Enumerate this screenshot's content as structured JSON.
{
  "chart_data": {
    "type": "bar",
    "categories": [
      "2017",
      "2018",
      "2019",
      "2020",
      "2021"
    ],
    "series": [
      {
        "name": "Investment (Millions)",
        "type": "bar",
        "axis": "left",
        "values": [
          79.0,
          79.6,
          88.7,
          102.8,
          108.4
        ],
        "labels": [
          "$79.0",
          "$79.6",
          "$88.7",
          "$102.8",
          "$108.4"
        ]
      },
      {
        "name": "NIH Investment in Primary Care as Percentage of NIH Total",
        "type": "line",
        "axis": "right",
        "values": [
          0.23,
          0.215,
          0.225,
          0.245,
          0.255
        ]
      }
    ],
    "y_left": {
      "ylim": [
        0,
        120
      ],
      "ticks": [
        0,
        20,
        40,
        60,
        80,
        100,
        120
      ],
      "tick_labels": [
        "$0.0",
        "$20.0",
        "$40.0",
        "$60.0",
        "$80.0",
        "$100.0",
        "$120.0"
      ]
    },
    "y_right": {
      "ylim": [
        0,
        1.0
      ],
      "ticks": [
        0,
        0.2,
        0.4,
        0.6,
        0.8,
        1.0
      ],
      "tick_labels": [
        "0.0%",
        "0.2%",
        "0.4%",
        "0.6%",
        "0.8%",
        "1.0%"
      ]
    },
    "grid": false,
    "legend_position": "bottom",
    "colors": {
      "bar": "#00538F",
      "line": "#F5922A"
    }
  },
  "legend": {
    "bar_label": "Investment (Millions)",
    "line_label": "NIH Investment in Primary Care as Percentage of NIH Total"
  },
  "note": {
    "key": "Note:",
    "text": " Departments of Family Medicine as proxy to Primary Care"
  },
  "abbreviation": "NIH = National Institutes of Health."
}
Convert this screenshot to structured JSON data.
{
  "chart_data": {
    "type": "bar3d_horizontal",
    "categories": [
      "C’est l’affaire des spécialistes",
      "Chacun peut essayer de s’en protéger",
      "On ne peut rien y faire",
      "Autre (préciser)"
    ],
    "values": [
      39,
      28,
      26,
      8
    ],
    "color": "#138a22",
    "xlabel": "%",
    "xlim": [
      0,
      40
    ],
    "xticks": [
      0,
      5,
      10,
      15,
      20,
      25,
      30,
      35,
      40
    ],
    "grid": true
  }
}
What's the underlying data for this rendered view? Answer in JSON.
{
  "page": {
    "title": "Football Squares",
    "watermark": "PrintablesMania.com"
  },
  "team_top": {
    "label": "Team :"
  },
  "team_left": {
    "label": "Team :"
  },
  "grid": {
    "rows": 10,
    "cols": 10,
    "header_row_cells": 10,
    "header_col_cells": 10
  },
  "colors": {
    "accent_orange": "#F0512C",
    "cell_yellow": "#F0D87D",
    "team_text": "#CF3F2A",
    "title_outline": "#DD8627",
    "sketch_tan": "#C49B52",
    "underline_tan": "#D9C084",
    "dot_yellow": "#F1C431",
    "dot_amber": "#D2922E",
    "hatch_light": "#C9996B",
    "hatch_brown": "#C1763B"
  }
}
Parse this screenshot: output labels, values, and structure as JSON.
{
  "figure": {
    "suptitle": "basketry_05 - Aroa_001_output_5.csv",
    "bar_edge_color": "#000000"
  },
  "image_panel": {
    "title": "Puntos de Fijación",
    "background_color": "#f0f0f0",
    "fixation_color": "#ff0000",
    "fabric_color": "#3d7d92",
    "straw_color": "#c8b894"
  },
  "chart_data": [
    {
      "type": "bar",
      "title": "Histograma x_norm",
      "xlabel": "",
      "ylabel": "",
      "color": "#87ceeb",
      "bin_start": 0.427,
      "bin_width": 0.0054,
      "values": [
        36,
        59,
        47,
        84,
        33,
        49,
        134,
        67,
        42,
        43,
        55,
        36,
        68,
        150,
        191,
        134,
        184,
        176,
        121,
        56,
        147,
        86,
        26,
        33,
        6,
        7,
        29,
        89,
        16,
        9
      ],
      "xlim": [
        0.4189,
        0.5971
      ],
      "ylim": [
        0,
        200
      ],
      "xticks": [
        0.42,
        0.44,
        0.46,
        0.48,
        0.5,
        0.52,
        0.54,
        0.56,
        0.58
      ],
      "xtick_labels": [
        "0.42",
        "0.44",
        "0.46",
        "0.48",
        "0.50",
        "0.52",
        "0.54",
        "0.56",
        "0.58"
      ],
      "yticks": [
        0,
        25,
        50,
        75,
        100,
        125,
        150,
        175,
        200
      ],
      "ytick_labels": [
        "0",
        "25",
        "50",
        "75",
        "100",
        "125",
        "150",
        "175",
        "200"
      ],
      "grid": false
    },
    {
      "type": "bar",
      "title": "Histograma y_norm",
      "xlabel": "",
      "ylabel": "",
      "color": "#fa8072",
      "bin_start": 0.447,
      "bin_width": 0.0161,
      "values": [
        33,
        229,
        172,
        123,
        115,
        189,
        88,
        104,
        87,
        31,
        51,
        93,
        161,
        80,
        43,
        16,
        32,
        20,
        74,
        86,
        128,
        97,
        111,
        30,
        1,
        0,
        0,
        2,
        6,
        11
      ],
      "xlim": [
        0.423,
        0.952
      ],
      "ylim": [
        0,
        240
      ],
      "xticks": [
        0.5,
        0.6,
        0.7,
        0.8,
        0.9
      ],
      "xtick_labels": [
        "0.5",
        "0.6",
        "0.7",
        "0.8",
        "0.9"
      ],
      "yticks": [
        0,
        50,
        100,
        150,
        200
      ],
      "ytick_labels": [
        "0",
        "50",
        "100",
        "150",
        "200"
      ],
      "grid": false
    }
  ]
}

::::

• _WHAT IS ASKED_: Copy out the full material exactly as it appears.

• _OUTPUT OF THE TASK_:
Enumerate this screenshot's content as structured JSON.
{
  "chart_data": {
    "type": "bar",
    "categories": [
      "2017",
      "2018",
      "2019",
      "2020",
      "2021"
    ],
    "series": [
      {
        "name": "Investment (Millions)",
        "type": "bar",
        "axis": "left",
        "values": [
          79.0,
          79.6,
          88.7,
          102.8,
          108.4
        ],
        "labels": [
          "$79.0",
          "$79.6",
          "$88.7",
          "$102.8",
          "$108.4"
        ]
      },
      {
        "name": "NIH Investment in Primary Care as Percentage of NIH Total",
        "type": "line",
        "axis": "right",
        "values": [
          0.23,
          0.215,
          0.225,
          0.245,
          0.255
        ]
      }
    ],
    "y_left": {
      "ylim": [
        0,
        120
      ],
      "ticks": [
        0,
        20,
        40,
        60,
        80,
        100,
        120
      ],
      "tick_labels": [
        "$0.0",
        "$20.0",
        "$40.0",
        "$60.0",
        "$80.0",
        "$100.0",
        "$120.0"
      ]
    },
    "y_right": {
      "ylim": [
        0,
        1.0
      ],
      "ticks": [
        0,
        0.2,
        0.4,
        0.6,
        0.8,
        1.0
      ],
      "tick_labels": [
        "0.0%",
        "0.2%",
        "0.4%",
        "0.6%",
        "0.8%",
        "1.0%"
      ]
    },
    "grid": false,
    "legend_position": "bottom",
    "colors": {
      "bar": "#00538F",
      "line": "#F5922A"
    }
  },
  "legend": {
    "bar_label": "Investment (Millions)",
    "line_label": "NIH Investment in Primary Care as Percentage of NIH Total"
  },
  "note": {
    "key": "Note:",
    "text": " Departments of Family Medicine as proxy to Primary Care"
  },
  "abbreviation": "NIH = National Institutes of Health."
}
Convert this screenshot to structured JSON data.
{
  "chart_data": {
    "type": "bar3d_horizontal",
    "categories": [
      "C’est l’affaire des spécialistes",
      "Chacun peut essayer de s’en protéger",
      "On ne peut rien y faire",
      "Autre (préciser)"
    ],
    "values": [
      39,
      28,
      26,
      8
    ],
    "color": "#138a22",
    "xlabel": "%",
    "xlim": [
      0,
      40
    ],
    "xticks": [
      0,
      5,
      10,
      15,
      20,
      25,
      30,
      35,
      40
    ],
    "grid": true
  }
}
What's the underlying data for this rendered view? Answer in JSON.
{
  "page": {
    "title": "Football Squares",
    "watermark": "PrintablesMania.com"
  },
  "team_top": {
    "label": "Team :"
  },
  "team_left": {
    "label": "Team :"
  },
  "grid": {
    "rows": 10,
    "cols": 10,
    "header_row_cells": 10,
    "header_col_cells": 10
  },
  "colors": {
    "accent_orange": "#F0512C",
    "cell_yellow": "#F0D87D",
    "team_text": "#CF3F2A",
    "title_outline": "#DD8627",
    "sketch_tan": "#C49B52",
    "underline_tan": "#D9C084",
    "dot_yellow": "#F1C431",
    "dot_amber": "#D2922E",
    "hatch_light": "#C9996B",
    "hatch_brown": "#C1763B"
  }
}
Parse this screenshot: output labels, values, and structure as JSON.
{
  "figure": {
    "suptitle": "basketry_05 - Aroa_001_output_5.csv",
    "bar_edge_color": "#000000"
  },
  "image_panel": {
    "title": "Puntos de Fijación",
    "background_color": "#f0f0f0",
    "fixation_color": "#ff0000",
    "fabric_color": "#3d7d92",
    "straw_color": "#c8b894"
  },
  "chart_data": [
    {
      "type": "bar",
      "title": "Histograma x_norm",
      "xlabel": "",
      "ylabel": "",
      "color": "#87ceeb",
      "bin_start": 0.427,
      "bin_width": 0.0054,
      "values": [
        36,
        59,
        47,
        84,
        33,
        49,
        134,
        67,
        42,
        43,
        55,
        36,
        68,
        150,
        191,
        134,
        184,
        176,
        121,
        56,
        147,
        86,
        26,
        33,
        6,
        7,
        29,
        89,
        16,
        9
      ],
      "xlim": [
        0.4189,
        0.5971
      ],
      "ylim": [
        0,
        200
      ],
      "xticks": [
        0.42,
        0.44,
        0.46,
        0.48,
        0.5,
        0.52,
        0.54,
        0.56,
        0.58
      ],
      "xtick_labels": [
        "0.42",
        "0.44",
        "0.46",
        "0.48",
        "0.50",
        "0.52",
        "0.54",
        "0.56",
        "0.58"
      ],
      "yticks": [
        0,
        25,
        50,
        75,
        100,
        125,
        150,
        175,
        200
      ],
      "ytick_labels": [
        "0",
        "25",
        "50",
        "75",
        "100",
        "125",
        "150",
        "175",
        "200"
      ],
      "grid": false
    },
    {
      "type": "bar",
      "title": "Histograma y_norm",
      "xlabel": "",
      "ylabel": "",
      "color": "#fa8072",
      "bin_start": 0.447,
      "bin_width": 0.0161,
      "values": [
        33,
        229,
        172,
        123,
        115,
        189,
        88,
        104,
        87,
        31,
        51,
        93,
        161,
        80,
        43,
        16,
        32,
        20,
        74,
        86,
        128,
        97,
        111,
        30,
        1,
        0,
        0,
        2,
        6,
        11
      ],
      "xlim": [
        0.423,
        0.952
      ],
      "ylim": [
        0,
        240
      ],
      "xticks": [
        0.5,
        0.6,
        0.7,
        0.8,
        0.9
      ],
      "xtick_labels": [
        "0.5",
        "0.6",
        "0.7",
        "0.8",
        "0.9"
      ],
      "yticks": [
        0,
        50,
        100,
        150,
        200
      ],
      "ytick_labels": [
        "0",
        "50",
        "100",
        "150",
        "200"
      ],
      "grid": false
    }
  ]
}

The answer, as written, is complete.